GIVEN EXERCISE:
Look through the data below. Show each line where the string "conception" occurs.

PROVIDED RECORDS:
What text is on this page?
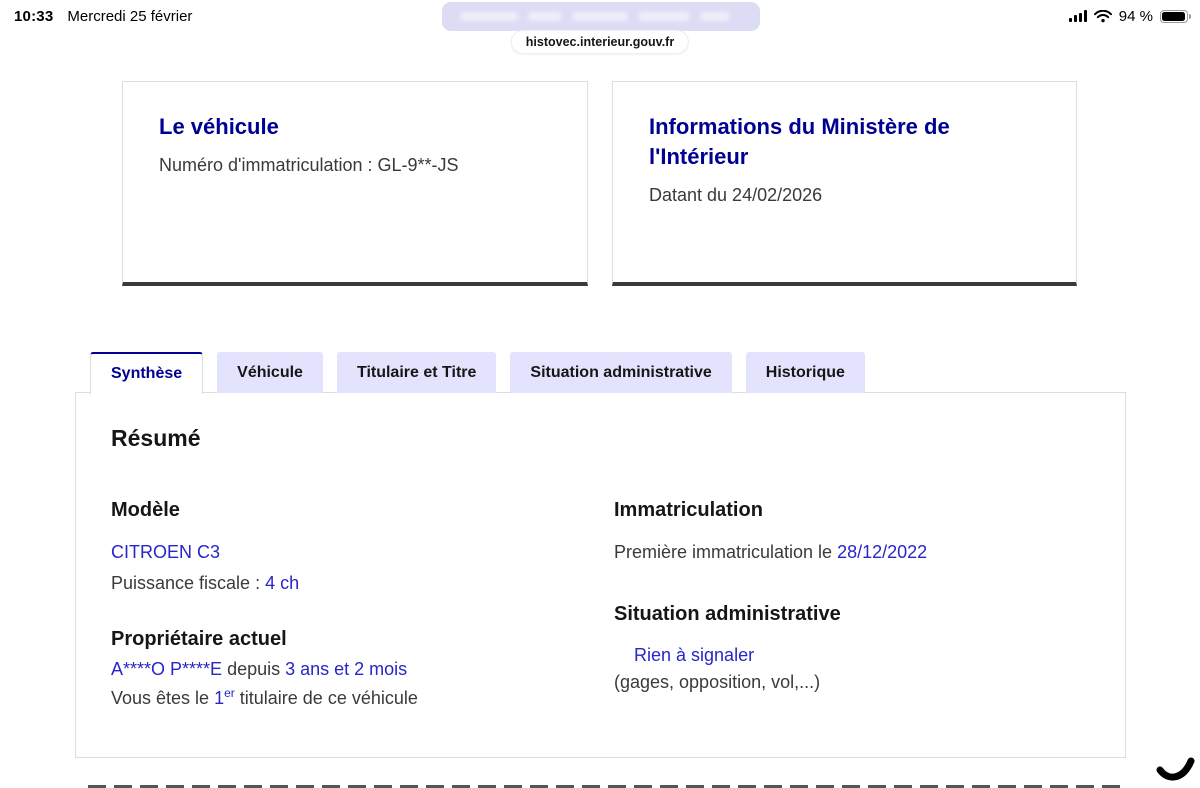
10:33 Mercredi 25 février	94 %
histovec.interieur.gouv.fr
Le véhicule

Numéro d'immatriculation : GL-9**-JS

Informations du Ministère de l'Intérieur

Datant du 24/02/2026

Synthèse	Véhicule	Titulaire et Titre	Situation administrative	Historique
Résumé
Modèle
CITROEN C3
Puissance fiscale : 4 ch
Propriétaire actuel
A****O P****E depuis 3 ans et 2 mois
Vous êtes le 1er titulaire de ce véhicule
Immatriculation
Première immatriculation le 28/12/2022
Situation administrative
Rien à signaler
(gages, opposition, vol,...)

* * *

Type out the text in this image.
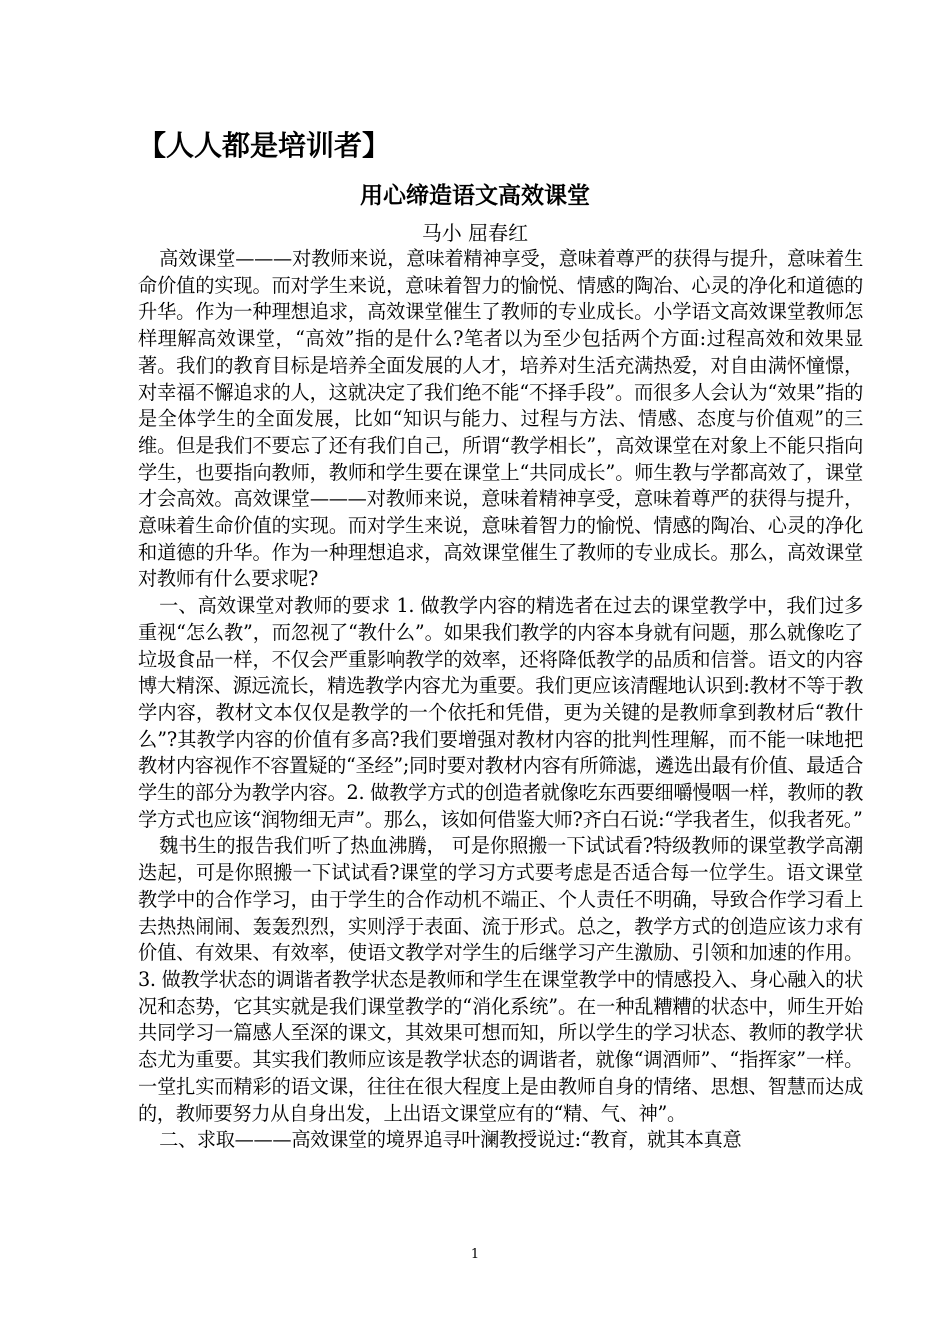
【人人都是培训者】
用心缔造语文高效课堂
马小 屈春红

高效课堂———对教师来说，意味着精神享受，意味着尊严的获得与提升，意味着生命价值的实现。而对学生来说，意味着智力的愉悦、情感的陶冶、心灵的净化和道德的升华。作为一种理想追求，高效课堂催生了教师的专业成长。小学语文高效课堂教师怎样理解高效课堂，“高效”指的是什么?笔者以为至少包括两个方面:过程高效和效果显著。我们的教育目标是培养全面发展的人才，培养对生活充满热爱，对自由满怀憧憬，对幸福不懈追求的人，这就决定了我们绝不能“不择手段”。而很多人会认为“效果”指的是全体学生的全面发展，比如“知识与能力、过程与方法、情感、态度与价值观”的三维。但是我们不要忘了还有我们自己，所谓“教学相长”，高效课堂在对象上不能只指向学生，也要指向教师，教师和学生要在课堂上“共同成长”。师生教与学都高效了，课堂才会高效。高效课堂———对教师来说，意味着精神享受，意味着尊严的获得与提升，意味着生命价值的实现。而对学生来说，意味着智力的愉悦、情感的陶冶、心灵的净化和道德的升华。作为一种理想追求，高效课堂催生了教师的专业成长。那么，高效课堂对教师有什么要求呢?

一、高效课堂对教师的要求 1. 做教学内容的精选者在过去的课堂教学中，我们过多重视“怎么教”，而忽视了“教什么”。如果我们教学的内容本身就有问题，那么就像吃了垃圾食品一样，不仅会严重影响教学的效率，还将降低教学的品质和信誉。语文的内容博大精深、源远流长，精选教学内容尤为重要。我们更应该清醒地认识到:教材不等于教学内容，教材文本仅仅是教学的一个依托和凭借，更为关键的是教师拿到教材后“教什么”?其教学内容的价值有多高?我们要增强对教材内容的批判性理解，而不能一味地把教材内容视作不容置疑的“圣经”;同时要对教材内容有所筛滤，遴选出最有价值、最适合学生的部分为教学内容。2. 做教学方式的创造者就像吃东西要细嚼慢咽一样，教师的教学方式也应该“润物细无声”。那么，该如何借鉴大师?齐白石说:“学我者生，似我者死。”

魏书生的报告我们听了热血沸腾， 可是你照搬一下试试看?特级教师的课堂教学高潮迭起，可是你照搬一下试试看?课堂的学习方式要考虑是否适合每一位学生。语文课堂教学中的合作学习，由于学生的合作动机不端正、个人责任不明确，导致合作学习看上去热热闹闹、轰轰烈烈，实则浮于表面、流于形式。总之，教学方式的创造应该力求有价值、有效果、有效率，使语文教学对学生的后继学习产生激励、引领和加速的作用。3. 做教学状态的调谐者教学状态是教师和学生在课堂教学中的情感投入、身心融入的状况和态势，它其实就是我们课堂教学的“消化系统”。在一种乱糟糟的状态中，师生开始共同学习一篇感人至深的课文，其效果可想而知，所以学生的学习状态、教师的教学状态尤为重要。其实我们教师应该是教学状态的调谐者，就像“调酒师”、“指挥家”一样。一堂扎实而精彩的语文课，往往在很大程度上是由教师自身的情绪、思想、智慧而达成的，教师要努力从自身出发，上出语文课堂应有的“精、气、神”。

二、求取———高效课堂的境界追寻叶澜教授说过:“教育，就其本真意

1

---

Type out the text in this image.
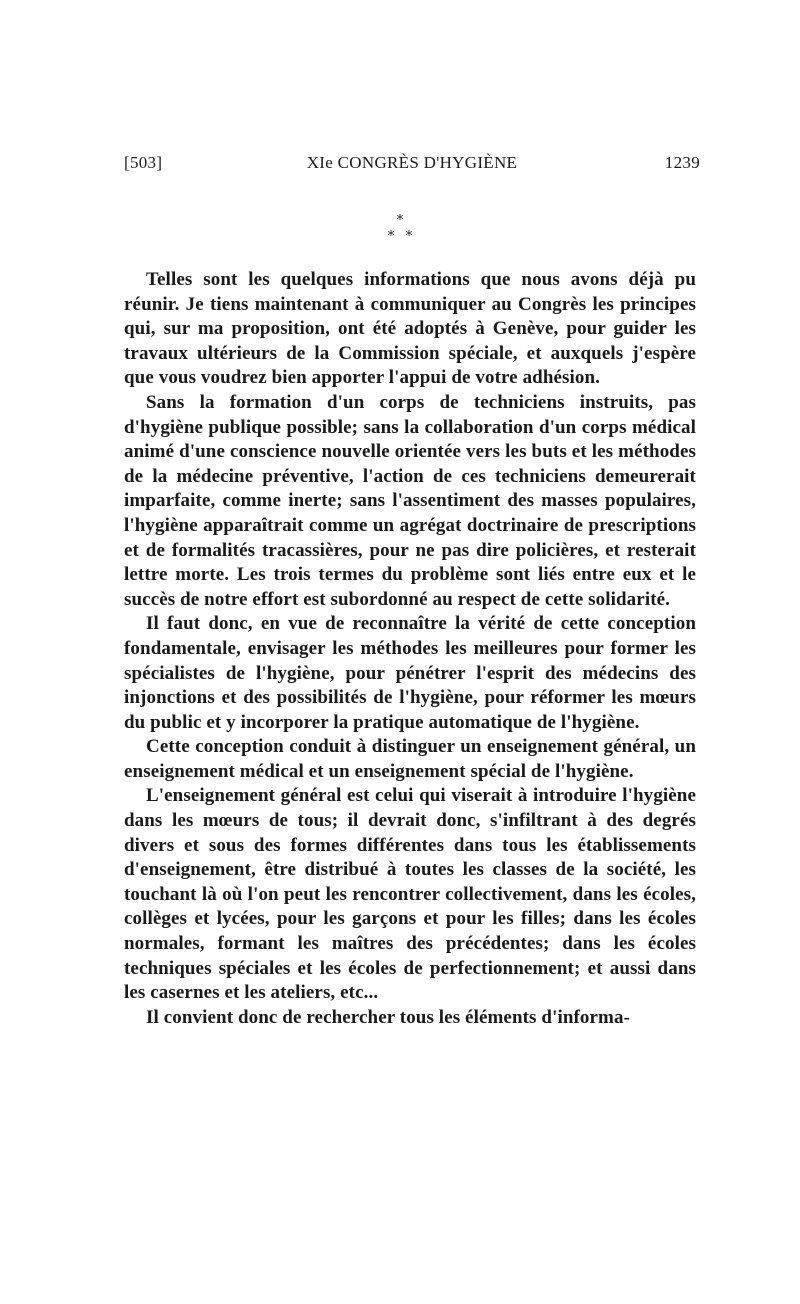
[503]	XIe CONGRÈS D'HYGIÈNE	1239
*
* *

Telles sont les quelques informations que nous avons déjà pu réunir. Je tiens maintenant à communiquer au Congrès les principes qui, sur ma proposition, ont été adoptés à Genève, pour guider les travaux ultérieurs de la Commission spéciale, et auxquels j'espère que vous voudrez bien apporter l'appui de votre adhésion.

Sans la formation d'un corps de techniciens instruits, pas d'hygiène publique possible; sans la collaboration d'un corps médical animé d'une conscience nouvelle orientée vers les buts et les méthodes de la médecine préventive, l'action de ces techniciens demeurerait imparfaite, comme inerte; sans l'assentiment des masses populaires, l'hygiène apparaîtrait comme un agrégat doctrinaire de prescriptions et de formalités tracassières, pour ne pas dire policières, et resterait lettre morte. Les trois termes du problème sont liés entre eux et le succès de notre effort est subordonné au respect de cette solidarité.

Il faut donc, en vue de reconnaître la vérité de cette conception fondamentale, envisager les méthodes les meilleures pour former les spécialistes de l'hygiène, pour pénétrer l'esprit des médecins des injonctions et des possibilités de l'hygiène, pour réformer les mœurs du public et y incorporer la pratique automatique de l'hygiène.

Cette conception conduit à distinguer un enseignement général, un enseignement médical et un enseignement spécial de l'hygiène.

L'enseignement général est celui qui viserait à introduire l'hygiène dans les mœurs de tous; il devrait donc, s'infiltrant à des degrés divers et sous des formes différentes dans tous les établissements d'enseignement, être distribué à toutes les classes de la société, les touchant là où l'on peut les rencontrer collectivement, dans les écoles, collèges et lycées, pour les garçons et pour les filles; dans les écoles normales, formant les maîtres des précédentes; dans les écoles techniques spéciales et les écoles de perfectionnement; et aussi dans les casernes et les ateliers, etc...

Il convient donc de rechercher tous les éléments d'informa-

TASK SOLUTION:
Il faut donc, en vue de reconnaître la vérité de cette conception fondamentale, envisager les méthodes les meilleures pour former les spécialistes de l'hygiène, pour pénétrer l'esprit des médecins des injonctions et des possibilités de l'hygiène, pour réformer les mœurs du public et y incorporer la pratique automatique de l'hygiène.
Cette conception conduit à distinguer un enseignement général, un enseignement médical et un enseignement spécial de l'hygiène.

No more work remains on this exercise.